**Goal**
Output the material exactly, but drop every image it holds.

(Extracted data entries)
* * * * * * * * *

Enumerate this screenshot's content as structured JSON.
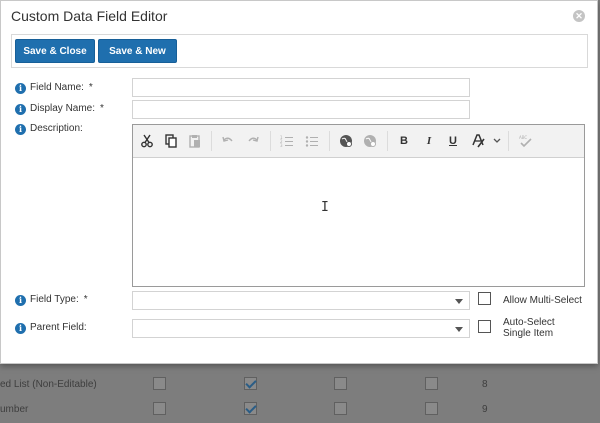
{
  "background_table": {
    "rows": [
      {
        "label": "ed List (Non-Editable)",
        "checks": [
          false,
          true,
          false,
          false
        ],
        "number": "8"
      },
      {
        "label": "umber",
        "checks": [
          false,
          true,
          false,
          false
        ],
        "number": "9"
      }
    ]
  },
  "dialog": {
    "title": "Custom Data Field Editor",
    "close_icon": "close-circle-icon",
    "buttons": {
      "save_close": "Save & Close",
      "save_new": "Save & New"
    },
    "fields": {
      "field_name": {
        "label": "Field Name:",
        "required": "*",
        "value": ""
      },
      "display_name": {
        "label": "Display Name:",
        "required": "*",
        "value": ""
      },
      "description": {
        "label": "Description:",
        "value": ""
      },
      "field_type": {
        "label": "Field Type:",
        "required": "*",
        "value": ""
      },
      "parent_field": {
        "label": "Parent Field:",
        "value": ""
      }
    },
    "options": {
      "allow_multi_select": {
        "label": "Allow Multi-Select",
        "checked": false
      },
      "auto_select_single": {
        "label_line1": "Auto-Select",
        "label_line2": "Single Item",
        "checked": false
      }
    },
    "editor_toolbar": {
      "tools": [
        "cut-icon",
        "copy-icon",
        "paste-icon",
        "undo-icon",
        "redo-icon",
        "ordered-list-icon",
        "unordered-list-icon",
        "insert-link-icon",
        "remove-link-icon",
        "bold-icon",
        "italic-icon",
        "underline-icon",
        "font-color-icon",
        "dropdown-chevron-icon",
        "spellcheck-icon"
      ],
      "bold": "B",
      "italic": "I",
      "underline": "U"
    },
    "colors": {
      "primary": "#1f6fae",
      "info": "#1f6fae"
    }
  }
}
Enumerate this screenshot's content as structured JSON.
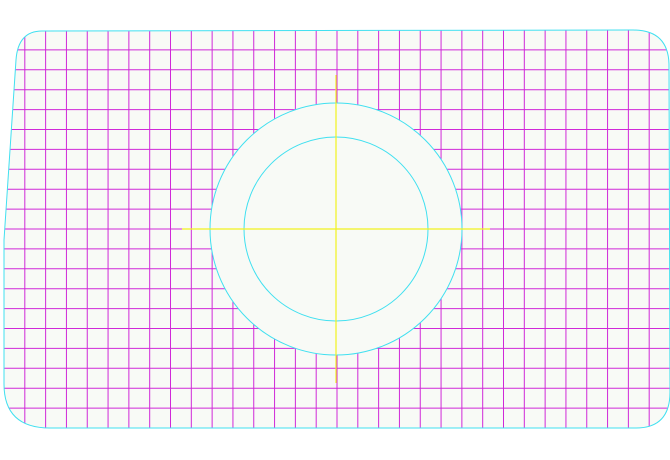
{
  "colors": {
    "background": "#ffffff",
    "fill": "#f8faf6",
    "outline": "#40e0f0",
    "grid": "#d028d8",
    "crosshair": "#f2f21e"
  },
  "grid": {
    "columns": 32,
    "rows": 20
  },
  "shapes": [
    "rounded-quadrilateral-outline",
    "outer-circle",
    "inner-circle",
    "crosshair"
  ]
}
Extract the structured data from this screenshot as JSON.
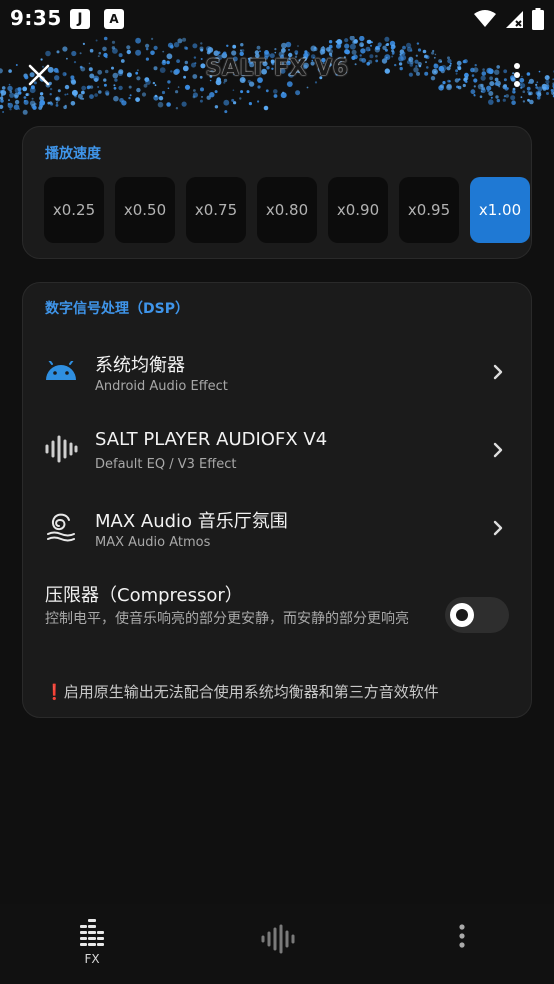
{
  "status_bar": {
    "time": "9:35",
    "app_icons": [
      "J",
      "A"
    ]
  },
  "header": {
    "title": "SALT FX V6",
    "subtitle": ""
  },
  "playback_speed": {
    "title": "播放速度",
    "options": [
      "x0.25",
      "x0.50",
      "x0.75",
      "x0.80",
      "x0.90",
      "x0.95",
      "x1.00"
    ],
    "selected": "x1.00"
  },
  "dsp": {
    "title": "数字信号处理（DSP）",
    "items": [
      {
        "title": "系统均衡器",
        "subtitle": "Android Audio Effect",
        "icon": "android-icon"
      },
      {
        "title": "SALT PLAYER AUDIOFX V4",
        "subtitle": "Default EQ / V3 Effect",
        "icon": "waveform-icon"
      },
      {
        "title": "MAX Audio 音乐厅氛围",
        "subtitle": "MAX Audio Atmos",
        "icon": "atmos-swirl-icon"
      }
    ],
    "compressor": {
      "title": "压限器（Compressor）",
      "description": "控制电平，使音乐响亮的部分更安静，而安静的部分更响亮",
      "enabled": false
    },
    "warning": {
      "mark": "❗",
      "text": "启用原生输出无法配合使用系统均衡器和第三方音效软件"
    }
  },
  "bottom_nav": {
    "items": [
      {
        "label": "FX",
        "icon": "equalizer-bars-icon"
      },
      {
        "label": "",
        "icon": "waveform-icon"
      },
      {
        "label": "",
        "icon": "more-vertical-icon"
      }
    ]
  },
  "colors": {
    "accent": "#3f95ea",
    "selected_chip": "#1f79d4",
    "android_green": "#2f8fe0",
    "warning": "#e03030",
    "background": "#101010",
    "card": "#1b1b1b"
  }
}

* * * * * * * * *

**Result of this exercise**
Enumerate this screenshot's content as structured JSON.
{
  "background_table": {
    "rows": [
      {
        "label": "ed List (Non-Editable)",
        "checks": [
          false,
          true,
          false,
          false
        ],
        "number": "8"
      },
      {
        "label": "umber",
        "checks": [
          false,
          true,
          false,
          false
        ],
        "number": "9"
      }
    ]
  },
  "dialog": {
    "title": "Custom Data Field Editor",
    "close_icon": "close-circle-icon",
    "buttons": {
      "save_close": "Save & Close",
      "save_new": "Save & New"
    },
    "fields": {
      "field_name": {
        "label": "Field Name:",
        "required": "*",
        "value": ""
      },
      "display_name": {
        "label": "Display Name:",
        "required": "*",
        "value": ""
      },
      "description": {
        "label": "Description:",
        "value": ""
      },
      "field_type": {
        "label": "Field Type:",
        "required": "*",
        "value": ""
      },
      "parent_field": {
        "label": "Parent Field:",
        "value": ""
      }
    },
    "options": {
      "allow_multi_select": {
        "label": "Allow Multi-Select",
        "checked": false
      },
      "auto_select_single": {
        "label_line1": "Auto-Select",
        "label_line2": "Single Item",
        "checked": false
      }
    },
    "editor_toolbar": {
      "tools": [
        "cut-icon",
        "copy-icon",
        "paste-icon",
        "undo-icon",
        "redo-icon",
        "ordered-list-icon",
        "unordered-list-icon",
        "insert-link-icon",
        "remove-link-icon",
        "bold-icon",
        "italic-icon",
        "underline-icon",
        "font-color-icon",
        "dropdown-chevron-icon",
        "spellcheck-icon"
      ],
      "bold": "B",
      "italic": "I",
      "underline": "U"
    },
    "colors": {
      "primary": "#1f6fae",
      "info": "#1f6fae"
    }
  }
}
Enumerate this screenshot's content as structured JSON.
{
  "colors": {
    "background": "#ffffff",
    "fill": "#f8faf6",
    "outline": "#40e0f0",
    "grid": "#d028d8",
    "crosshair": "#f2f21e"
  },
  "grid": {
    "columns": 32,
    "rows": 20
  },
  "shapes": [
    "rounded-quadrilateral-outline",
    "outer-circle",
    "inner-circle",
    "crosshair"
  ]
}
Extract the structured data from this screenshot as JSON.
{
  "status_bar": {
    "time": "9:35",
    "app_icons": [
      "J",
      "A"
    ]
  },
  "header": {
    "title": "SALT FX V6",
    "subtitle": ""
  },
  "playback_speed": {
    "title": "播放速度",
    "options": [
      "x0.25",
      "x0.50",
      "x0.75",
      "x0.80",
      "x0.90",
      "x0.95",
      "x1.00"
    ],
    "selected": "x1.00"
  },
  "dsp": {
    "title": "数字信号处理（DSP）",
    "items": [
      {
        "title": "系统均衡器",
        "subtitle": "Android Audio Effect",
        "icon": "android-icon"
      },
      {
        "title": "SALT PLAYER AUDIOFX V4",
        "subtitle": "Default EQ / V3 Effect",
        "icon": "waveform-icon"
      },
      {
        "title": "MAX Audio 音乐厅氛围",
        "subtitle": "MAX Audio Atmos",
        "icon": "atmos-swirl-icon"
      }
    ],
    "compressor": {
      "title": "压限器（Compressor）",
      "description": "控制电平，使音乐响亮的部分更安静，而安静的部分更响亮",
      "enabled": false
    },
    "warning": {
      "mark": "❗",
      "text": "启用原生输出无法配合使用系统均衡器和第三方音效软件"
    }
  },
  "bottom_nav": {
    "items": [
      {
        "label": "FX",
        "icon": "equalizer-bars-icon"
      },
      {
        "label": "",
        "icon": "waveform-icon"
      },
      {
        "label": "",
        "icon": "more-vertical-icon"
      }
    ]
  },
  "colors": {
    "accent": "#3f95ea",
    "selected_chip": "#1f79d4",
    "android_green": "#2f8fe0",
    "warning": "#e03030",
    "background": "#101010",
    "card": "#1b1b1b"
  }
}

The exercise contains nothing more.